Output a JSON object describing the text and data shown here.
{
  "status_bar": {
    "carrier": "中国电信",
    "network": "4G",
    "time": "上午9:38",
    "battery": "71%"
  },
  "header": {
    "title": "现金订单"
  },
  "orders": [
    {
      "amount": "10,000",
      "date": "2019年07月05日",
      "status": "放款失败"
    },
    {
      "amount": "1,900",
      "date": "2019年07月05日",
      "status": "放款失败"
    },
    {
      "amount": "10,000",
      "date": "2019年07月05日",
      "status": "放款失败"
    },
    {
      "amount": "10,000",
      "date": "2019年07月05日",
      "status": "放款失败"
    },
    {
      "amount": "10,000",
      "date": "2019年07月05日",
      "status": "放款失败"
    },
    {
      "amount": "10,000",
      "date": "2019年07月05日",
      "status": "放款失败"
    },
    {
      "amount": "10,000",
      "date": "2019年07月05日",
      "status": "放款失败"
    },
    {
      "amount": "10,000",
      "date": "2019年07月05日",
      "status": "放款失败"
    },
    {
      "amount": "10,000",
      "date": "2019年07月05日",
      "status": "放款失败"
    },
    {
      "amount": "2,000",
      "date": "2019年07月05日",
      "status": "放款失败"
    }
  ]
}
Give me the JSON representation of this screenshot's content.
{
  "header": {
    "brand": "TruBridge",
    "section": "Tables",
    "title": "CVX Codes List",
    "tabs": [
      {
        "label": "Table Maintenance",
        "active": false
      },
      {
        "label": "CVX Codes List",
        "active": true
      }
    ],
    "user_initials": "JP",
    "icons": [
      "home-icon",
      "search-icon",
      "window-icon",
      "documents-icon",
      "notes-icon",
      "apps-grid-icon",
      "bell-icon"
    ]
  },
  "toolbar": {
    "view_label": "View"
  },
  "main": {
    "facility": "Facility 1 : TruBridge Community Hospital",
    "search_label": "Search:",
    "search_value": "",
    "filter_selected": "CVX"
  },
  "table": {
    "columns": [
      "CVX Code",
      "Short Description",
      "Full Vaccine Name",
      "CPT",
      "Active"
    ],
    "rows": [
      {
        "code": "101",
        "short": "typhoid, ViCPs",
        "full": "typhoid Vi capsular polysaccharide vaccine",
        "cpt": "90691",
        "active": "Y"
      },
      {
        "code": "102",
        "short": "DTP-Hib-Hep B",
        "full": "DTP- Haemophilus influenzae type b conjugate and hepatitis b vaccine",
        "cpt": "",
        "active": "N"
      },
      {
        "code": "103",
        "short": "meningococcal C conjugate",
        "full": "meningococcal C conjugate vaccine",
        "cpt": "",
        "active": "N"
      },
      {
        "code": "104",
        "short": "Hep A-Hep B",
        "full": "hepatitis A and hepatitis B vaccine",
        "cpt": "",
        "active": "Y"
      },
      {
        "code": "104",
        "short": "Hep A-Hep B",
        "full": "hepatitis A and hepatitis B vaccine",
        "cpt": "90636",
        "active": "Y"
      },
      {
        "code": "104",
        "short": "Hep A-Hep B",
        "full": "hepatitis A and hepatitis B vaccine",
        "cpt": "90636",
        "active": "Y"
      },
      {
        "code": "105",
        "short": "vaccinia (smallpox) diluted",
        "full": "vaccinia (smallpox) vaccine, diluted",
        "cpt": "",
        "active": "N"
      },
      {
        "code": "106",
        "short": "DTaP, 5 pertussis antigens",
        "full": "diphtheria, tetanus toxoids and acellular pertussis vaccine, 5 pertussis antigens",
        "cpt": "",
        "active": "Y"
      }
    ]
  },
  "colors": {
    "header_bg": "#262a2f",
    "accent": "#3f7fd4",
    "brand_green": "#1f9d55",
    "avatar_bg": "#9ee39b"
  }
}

SET PROBLEM >> Please output every record, keeping each line exact.

EXERCISE OUTPUT >>
Output a JSON object describing the text and data shown here.
{
  "status_bar": {
    "carrier": "中国电信",
    "network": "4G",
    "time": "上午9:38",
    "battery": "71%"
  },
  "header": {
    "title": "现金订单"
  },
  "orders": [
    {
      "amount": "10,000",
      "date": "2019年07月05日",
      "status": "放款失败"
    },
    {
      "amount": "1,900",
      "date": "2019年07月05日",
      "status": "放款失败"
    },
    {
      "amount": "10,000",
      "date": "2019年07月05日",
      "status": "放款失败"
    },
    {
      "amount": "10,000",
      "date": "2019年07月05日",
      "status": "放款失败"
    },
    {
      "amount": "10,000",
      "date": "2019年07月05日",
      "status": "放款失败"
    },
    {
      "amount": "10,000",
      "date": "2019年07月05日",
      "status": "放款失败"
    },
    {
      "amount": "10,000",
      "date": "2019年07月05日",
      "status": "放款失败"
    },
    {
      "amount": "10,000",
      "date": "2019年07月05日",
      "status": "放款失败"
    },
    {
      "amount": "10,000",
      "date": "2019年07月05日",
      "status": "放款失败"
    },
    {
      "amount": "2,000",
      "date": "2019年07月05日",
      "status": "放款失败"
    }
  ]
}
Give me the JSON representation of this screenshot's content.
{
  "header": {
    "brand": "TruBridge",
    "section": "Tables",
    "title": "CVX Codes List",
    "tabs": [
      {
        "label": "Table Maintenance",
        "active": false
      },
      {
        "label": "CVX Codes List",
        "active": true
      }
    ],
    "user_initials": "JP",
    "icons": [
      "home-icon",
      "search-icon",
      "window-icon",
      "documents-icon",
      "notes-icon",
      "apps-grid-icon",
      "bell-icon"
    ]
  },
  "toolbar": {
    "view_label": "View"
  },
  "main": {
    "facility": "Facility 1 : TruBridge Community Hospital",
    "search_label": "Search:",
    "search_value": "",
    "filter_selected": "CVX"
  },
  "table": {
    "columns": [
      "CVX Code",
      "Short Description",
      "Full Vaccine Name",
      "CPT",
      "Active"
    ],
    "rows": [
      {
        "code": "101",
        "short": "typhoid, ViCPs",
        "full": "typhoid Vi capsular polysaccharide vaccine",
        "cpt": "90691",
        "active": "Y"
      },
      {
        "code": "102",
        "short": "DTP-Hib-Hep B",
        "full": "DTP- Haemophilus influenzae type b conjugate and hepatitis b vaccine",
        "cpt": "",
        "active": "N"
      },
      {
        "code": "103",
        "short": "meningococcal C conjugate",
        "full": "meningococcal C conjugate vaccine",
        "cpt": "",
        "active": "N"
      },
      {
        "code": "104",
        "short": "Hep A-Hep B",
        "full": "hepatitis A and hepatitis B vaccine",
        "cpt": "",
        "active": "Y"
      },
      {
        "code": "104",
        "short": "Hep A-Hep B",
        "full": "hepatitis A and hepatitis B vaccine",
        "cpt": "90636",
        "active": "Y"
      },
      {
        "code": "104",
        "short": "Hep A-Hep B",
        "full": "hepatitis A and hepatitis B vaccine",
        "cpt": "90636",
        "active": "Y"
      },
      {
        "code": "105",
        "short": "vaccinia (smallpox) diluted",
        "full": "vaccinia (smallpox) vaccine, diluted",
        "cpt": "",
        "active": "N"
      },
      {
        "code": "106",
        "short": "DTaP, 5 pertussis antigens",
        "full": "diphtheria, tetanus toxoids and acellular pertussis vaccine, 5 pertussis antigens",
        "cpt": "",
        "active": "Y"
      }
    ]
  },
  "colors": {
    "header_bg": "#262a2f",
    "accent": "#3f7fd4",
    "brand_green": "#1f9d55",
    "avatar_bg": "#9ee39b"
  }
}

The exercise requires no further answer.